[Start of RECORDS SHOWN]

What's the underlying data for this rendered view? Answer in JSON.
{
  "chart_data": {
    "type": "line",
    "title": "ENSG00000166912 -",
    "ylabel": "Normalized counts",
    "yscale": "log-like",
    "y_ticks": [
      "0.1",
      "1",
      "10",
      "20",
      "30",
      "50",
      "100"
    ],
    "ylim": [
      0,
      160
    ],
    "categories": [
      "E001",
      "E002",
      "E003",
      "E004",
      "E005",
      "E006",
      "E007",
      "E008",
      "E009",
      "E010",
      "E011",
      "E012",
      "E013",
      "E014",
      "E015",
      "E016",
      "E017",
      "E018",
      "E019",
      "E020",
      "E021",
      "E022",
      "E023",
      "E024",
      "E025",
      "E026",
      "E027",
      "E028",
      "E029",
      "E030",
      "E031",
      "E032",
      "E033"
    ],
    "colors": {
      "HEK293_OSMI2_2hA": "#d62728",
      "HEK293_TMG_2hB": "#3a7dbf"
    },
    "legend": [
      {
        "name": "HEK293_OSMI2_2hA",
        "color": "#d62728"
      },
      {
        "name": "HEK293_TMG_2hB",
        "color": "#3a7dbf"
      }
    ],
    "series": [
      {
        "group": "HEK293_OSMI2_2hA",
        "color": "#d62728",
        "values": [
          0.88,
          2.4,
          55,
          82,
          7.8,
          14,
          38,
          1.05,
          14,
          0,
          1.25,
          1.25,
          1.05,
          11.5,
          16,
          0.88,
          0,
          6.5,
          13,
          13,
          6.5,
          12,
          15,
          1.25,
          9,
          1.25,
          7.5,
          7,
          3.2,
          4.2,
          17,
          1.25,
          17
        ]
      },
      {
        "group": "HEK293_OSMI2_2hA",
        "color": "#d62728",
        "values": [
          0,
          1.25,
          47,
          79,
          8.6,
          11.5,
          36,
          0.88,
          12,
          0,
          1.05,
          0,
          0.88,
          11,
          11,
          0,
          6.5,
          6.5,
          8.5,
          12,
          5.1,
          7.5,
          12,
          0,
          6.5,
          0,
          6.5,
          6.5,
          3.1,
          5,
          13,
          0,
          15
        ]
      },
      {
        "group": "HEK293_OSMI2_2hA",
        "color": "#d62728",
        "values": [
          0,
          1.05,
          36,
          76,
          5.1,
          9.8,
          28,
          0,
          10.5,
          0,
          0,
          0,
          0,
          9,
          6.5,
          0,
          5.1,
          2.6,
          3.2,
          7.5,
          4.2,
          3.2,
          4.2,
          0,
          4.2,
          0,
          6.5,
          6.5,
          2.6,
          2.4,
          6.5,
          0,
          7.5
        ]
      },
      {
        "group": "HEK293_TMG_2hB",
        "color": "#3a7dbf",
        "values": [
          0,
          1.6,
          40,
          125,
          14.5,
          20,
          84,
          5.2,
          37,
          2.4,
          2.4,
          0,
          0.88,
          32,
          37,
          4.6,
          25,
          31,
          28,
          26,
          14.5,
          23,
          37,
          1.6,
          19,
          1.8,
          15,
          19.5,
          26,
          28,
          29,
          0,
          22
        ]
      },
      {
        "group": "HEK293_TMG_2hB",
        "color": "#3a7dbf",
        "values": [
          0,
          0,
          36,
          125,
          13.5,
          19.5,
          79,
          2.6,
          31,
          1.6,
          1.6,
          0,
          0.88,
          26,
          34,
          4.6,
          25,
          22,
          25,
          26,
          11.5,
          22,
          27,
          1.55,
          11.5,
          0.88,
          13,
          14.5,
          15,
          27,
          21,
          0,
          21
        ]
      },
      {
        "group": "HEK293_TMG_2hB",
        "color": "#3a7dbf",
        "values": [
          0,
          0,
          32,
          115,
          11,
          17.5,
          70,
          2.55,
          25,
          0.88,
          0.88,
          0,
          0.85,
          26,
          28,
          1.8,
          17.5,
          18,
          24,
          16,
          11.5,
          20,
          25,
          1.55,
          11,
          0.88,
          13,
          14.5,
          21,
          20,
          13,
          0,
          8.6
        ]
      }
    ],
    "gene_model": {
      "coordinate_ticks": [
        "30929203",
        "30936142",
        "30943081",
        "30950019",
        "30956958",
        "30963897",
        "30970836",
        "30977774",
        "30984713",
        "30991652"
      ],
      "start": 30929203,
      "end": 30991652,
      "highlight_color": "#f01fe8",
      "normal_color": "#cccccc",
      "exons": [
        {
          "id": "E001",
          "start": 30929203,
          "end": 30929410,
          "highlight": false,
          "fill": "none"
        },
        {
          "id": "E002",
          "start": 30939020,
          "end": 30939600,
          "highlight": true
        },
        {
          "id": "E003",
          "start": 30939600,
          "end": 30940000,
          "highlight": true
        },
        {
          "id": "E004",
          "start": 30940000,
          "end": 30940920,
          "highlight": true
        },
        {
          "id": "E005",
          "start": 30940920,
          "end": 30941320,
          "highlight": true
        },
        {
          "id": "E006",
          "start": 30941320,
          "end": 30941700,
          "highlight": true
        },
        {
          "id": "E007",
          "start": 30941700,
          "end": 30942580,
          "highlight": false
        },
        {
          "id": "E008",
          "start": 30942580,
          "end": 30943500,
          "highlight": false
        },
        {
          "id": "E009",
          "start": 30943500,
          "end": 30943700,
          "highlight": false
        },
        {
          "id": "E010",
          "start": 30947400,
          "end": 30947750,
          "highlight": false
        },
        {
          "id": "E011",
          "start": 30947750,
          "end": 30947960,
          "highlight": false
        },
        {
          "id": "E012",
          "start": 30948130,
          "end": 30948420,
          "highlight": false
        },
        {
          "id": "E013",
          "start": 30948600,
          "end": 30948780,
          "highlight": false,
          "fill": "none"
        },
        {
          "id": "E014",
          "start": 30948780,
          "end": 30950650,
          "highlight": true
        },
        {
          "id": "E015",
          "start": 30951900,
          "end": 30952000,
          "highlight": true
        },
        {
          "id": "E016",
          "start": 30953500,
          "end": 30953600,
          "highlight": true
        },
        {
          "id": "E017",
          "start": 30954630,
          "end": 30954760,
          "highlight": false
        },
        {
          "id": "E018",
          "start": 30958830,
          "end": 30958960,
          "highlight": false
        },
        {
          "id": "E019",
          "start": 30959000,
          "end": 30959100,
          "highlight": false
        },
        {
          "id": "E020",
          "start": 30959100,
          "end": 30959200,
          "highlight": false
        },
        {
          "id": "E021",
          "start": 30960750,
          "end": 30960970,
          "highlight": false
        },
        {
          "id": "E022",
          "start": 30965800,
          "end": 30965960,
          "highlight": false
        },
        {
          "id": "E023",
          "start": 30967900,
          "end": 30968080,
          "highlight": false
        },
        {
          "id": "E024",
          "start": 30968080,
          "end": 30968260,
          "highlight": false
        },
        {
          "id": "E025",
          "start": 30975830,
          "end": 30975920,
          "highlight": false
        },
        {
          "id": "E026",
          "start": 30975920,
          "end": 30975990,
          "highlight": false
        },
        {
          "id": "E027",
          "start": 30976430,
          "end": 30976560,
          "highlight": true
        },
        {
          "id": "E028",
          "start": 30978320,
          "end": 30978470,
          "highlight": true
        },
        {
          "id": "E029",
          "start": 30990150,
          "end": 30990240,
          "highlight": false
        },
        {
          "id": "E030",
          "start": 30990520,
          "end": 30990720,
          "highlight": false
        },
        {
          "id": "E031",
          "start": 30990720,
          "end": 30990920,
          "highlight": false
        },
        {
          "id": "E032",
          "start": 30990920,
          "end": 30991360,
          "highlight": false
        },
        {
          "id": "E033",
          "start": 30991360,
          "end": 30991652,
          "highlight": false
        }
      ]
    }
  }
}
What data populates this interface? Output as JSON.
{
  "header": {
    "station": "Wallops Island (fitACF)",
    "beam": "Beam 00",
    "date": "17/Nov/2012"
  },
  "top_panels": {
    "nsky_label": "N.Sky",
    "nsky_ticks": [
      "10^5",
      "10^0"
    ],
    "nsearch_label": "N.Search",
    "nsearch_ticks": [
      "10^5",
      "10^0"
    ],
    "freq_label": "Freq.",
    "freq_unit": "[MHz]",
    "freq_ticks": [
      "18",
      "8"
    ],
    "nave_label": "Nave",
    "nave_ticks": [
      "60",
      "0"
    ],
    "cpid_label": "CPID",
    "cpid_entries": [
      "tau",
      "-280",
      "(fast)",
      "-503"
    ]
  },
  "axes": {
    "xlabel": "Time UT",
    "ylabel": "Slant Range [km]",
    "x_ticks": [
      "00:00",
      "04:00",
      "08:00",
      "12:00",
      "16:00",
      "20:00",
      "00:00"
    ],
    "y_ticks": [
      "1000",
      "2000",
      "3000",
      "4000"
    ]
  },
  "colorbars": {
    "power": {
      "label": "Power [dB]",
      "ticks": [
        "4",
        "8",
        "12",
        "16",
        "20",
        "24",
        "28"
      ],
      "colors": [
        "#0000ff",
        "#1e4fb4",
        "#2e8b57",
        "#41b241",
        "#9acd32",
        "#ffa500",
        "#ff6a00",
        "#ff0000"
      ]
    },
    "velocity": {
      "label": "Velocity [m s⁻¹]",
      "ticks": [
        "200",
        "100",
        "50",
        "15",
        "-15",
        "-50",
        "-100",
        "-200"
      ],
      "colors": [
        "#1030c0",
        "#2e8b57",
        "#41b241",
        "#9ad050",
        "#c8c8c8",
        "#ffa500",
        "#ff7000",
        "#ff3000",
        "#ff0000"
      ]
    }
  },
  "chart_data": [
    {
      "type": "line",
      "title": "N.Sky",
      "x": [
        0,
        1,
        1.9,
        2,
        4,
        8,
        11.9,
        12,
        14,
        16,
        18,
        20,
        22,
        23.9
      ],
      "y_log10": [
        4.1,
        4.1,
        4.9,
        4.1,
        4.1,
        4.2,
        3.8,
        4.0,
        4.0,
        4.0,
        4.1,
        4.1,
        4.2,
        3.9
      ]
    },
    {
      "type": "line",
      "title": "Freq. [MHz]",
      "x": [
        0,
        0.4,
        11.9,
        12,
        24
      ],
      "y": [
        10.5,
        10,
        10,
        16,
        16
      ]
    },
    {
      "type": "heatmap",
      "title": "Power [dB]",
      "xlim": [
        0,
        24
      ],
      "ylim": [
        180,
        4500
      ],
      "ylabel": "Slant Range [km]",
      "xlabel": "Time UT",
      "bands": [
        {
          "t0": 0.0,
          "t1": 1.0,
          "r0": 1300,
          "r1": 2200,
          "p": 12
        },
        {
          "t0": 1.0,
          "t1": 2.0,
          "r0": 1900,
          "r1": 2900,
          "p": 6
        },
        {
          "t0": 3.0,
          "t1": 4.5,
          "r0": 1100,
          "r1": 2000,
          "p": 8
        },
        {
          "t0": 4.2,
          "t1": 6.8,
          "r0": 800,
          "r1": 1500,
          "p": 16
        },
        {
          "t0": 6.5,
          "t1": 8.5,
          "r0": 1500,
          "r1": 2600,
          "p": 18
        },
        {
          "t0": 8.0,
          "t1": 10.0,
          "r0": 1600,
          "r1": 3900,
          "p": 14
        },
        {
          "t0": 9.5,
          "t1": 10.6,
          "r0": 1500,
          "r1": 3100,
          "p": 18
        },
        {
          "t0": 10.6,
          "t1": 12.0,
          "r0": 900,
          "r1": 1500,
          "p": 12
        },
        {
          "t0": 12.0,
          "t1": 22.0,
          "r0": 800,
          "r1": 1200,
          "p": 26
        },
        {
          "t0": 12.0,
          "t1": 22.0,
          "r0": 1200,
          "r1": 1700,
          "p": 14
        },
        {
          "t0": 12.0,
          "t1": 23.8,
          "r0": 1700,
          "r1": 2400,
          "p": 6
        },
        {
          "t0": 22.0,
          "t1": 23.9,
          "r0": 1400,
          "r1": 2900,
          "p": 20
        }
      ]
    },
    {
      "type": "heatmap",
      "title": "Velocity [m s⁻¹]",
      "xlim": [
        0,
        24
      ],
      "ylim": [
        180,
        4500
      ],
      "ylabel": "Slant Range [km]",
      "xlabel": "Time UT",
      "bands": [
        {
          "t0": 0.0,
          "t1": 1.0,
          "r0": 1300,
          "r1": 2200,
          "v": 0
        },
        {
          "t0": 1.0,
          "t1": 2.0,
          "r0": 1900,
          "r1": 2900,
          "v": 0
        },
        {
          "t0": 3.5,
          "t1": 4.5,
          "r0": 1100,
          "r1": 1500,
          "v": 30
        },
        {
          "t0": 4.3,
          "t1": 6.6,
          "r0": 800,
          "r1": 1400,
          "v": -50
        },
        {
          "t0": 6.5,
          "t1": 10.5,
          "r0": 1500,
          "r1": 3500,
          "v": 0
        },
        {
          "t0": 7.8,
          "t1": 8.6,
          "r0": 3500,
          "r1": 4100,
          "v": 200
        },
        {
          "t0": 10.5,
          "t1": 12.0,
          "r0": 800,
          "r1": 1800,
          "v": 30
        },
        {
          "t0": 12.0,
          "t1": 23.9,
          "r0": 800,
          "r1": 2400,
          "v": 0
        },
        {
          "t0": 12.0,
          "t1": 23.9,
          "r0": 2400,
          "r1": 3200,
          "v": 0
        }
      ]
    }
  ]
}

[End of RECORDS SHOWN]

> WRITTEN INSTRUCTION: Look for lines containing the string "What" and copy them all.

> ANSWER TO THE TASK:
What's the underlying data for this rendered view? Answer in JSON.
What data populates this interface? Output as JSON.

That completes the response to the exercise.